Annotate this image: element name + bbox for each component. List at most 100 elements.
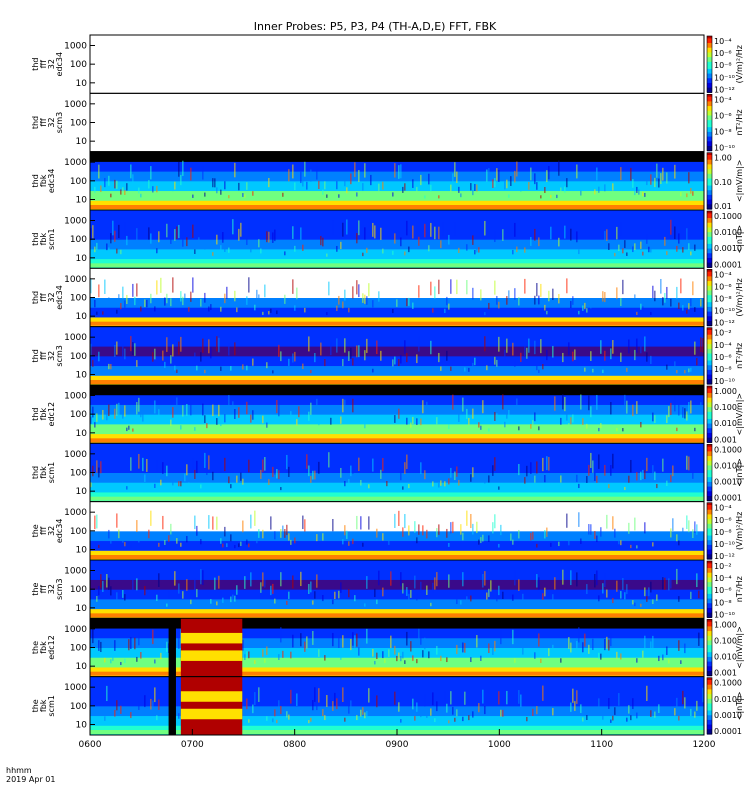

==

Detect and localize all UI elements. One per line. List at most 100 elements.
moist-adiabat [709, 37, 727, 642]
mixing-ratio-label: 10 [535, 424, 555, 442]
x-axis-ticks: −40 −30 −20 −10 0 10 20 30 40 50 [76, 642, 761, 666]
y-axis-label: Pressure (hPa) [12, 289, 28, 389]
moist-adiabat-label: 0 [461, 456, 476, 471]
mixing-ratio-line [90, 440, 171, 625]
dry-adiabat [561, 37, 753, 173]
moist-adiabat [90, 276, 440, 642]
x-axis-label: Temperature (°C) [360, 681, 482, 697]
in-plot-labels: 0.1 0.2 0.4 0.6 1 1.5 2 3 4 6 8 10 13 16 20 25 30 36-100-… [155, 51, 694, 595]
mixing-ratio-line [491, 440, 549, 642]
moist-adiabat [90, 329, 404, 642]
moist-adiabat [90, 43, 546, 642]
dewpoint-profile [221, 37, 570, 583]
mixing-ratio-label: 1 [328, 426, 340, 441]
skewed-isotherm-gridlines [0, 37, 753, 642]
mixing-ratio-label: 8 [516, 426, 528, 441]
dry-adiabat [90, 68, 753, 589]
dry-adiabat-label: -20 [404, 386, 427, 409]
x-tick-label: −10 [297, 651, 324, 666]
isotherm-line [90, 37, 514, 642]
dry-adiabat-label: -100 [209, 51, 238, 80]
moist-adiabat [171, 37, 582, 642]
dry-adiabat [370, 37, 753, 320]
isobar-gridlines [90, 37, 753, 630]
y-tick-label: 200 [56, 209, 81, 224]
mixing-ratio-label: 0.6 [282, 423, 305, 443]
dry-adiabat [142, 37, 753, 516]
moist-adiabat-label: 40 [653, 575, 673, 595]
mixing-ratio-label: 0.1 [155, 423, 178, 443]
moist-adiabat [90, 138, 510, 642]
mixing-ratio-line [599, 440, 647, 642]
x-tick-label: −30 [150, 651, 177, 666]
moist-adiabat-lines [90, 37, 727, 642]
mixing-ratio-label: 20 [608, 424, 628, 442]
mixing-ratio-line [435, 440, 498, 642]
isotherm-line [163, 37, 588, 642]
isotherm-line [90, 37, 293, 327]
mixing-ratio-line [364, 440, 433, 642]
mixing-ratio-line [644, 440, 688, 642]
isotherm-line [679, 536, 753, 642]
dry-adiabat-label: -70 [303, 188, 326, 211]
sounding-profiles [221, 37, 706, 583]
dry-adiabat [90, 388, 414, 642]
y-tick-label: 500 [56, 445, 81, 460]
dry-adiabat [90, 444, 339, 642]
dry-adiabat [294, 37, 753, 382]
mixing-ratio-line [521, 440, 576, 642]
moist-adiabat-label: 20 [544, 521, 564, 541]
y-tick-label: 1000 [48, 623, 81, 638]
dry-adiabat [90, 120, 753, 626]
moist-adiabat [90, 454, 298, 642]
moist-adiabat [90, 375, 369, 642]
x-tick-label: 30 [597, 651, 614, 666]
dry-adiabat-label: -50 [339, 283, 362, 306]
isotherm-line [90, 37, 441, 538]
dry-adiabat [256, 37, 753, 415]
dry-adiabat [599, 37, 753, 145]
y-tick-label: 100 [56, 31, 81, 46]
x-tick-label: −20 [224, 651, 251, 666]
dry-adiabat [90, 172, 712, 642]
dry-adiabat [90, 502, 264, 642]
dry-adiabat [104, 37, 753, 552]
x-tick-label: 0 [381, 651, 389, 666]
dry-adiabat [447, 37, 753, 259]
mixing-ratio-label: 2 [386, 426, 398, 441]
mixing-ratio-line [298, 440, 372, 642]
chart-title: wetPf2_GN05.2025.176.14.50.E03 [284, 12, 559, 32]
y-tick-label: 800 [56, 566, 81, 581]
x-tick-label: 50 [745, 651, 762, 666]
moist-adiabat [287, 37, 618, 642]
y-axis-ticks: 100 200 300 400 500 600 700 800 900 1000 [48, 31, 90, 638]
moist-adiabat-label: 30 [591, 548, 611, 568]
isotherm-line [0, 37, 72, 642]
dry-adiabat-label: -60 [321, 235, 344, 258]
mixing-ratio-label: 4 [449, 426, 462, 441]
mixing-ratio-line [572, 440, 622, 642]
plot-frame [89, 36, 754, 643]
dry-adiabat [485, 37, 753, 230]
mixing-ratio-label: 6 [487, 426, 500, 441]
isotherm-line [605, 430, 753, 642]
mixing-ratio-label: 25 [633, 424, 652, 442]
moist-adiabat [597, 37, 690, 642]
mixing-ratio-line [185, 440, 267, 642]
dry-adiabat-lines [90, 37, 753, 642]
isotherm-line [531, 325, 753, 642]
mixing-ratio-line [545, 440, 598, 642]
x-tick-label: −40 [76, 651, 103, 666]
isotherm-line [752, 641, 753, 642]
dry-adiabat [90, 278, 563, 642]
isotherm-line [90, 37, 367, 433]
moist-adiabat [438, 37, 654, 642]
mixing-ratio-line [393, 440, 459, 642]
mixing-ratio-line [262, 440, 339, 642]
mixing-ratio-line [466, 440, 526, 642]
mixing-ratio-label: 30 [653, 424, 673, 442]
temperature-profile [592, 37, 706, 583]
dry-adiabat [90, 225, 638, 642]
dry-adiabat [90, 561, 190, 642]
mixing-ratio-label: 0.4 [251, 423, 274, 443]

...

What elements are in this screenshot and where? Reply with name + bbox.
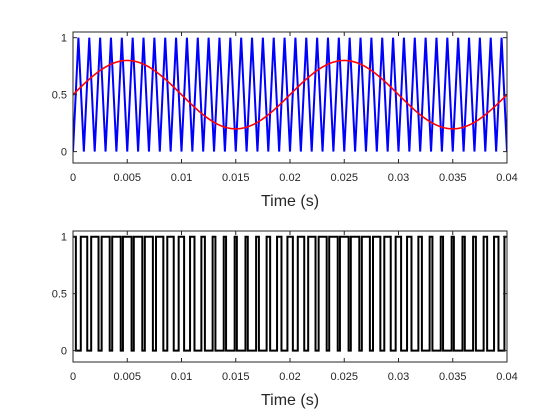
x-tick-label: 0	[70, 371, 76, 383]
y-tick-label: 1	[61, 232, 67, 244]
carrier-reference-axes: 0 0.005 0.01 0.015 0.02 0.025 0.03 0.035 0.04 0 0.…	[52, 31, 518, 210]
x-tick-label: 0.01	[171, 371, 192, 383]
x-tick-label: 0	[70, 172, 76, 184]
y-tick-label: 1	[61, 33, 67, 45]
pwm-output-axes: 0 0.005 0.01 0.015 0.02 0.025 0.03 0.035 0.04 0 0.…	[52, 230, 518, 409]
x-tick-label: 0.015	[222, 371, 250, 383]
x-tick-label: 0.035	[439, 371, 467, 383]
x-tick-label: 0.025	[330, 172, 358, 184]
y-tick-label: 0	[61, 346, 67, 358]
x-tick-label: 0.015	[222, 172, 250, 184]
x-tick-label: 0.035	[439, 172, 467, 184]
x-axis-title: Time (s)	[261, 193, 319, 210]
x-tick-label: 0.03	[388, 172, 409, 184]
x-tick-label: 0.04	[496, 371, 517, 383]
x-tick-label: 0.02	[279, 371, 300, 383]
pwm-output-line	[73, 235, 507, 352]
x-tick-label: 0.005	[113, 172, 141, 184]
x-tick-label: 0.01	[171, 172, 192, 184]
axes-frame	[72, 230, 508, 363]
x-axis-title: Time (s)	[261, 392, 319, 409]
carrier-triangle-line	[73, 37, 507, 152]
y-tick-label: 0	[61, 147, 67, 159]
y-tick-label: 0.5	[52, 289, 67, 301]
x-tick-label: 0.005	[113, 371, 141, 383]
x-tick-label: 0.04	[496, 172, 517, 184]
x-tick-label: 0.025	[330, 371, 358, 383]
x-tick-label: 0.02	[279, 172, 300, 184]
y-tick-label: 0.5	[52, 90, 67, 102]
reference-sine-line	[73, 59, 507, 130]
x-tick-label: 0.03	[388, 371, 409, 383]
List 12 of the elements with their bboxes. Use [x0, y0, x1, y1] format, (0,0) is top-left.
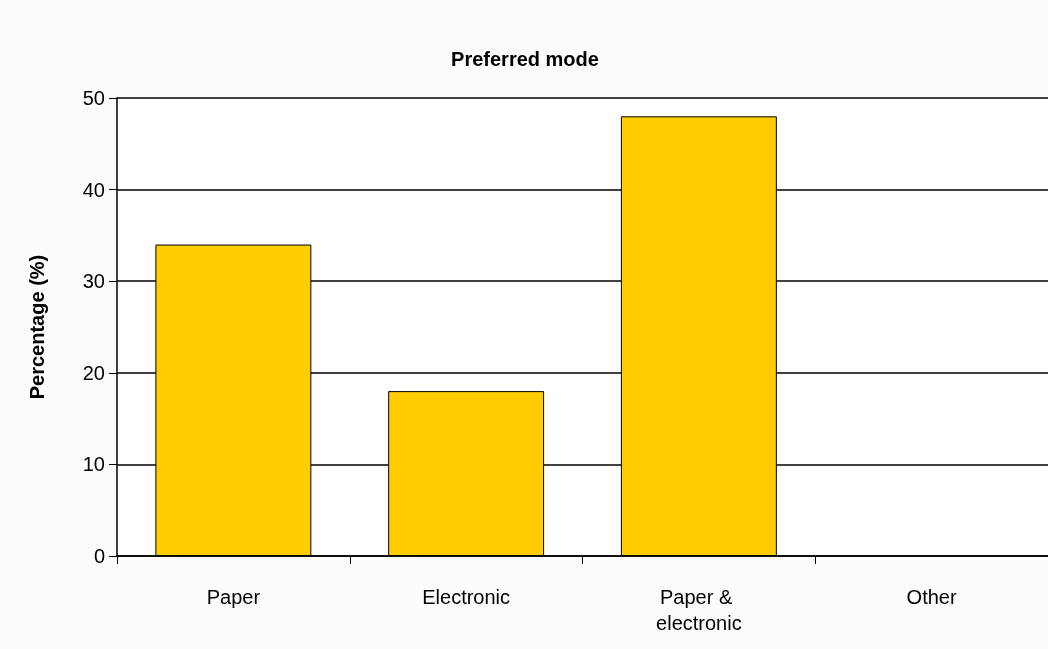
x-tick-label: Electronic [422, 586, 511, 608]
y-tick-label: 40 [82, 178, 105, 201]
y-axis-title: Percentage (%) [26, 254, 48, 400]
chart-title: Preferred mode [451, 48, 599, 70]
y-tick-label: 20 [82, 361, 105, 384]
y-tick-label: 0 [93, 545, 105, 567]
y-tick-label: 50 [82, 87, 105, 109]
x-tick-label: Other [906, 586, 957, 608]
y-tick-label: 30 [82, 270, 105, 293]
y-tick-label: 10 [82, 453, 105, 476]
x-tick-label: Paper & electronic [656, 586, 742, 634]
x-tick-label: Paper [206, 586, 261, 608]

> [To be done]: Copy the entries word for word from the line containing "What elements are" through the line containing "230, 508, 363]", both included. Omit the pictures.

> [Correct answer]:
What elements are in this screenshot and where? Reply with name + bbox.
x-tick-label: 0	[70, 371, 76, 383]
y-tick-label: 1	[61, 232, 67, 244]
carrier-reference-axes: 0 0.005 0.01 0.015 0.02 0.025 0.03 0.035 0.04 0 0.…	[52, 31, 518, 210]
x-tick-label: 0.01	[171, 371, 192, 383]
x-tick-label: 0	[70, 172, 76, 184]
y-tick-label: 1	[61, 33, 67, 45]
pwm-output-axes: 0 0.005 0.01 0.015 0.02 0.025 0.03 0.035 0.04 0 0.…	[52, 230, 518, 409]
x-tick-label: 0.015	[222, 371, 250, 383]
x-tick-label: 0.035	[439, 371, 467, 383]
x-tick-label: 0.025	[330, 172, 358, 184]
y-tick-label: 0	[61, 346, 67, 358]
x-tick-label: 0.015	[222, 172, 250, 184]
x-tick-label: 0.035	[439, 172, 467, 184]
x-axis-title: Time (s)	[261, 193, 319, 210]
x-tick-label: 0.03	[388, 172, 409, 184]
x-tick-label: 0.04	[496, 371, 517, 383]
x-tick-label: 0.02	[279, 371, 300, 383]
pwm-output-line	[73, 235, 507, 352]
x-tick-label: 0.005	[113, 172, 141, 184]
x-tick-label: 0.01	[171, 172, 192, 184]
axes-frame	[72, 230, 508, 363]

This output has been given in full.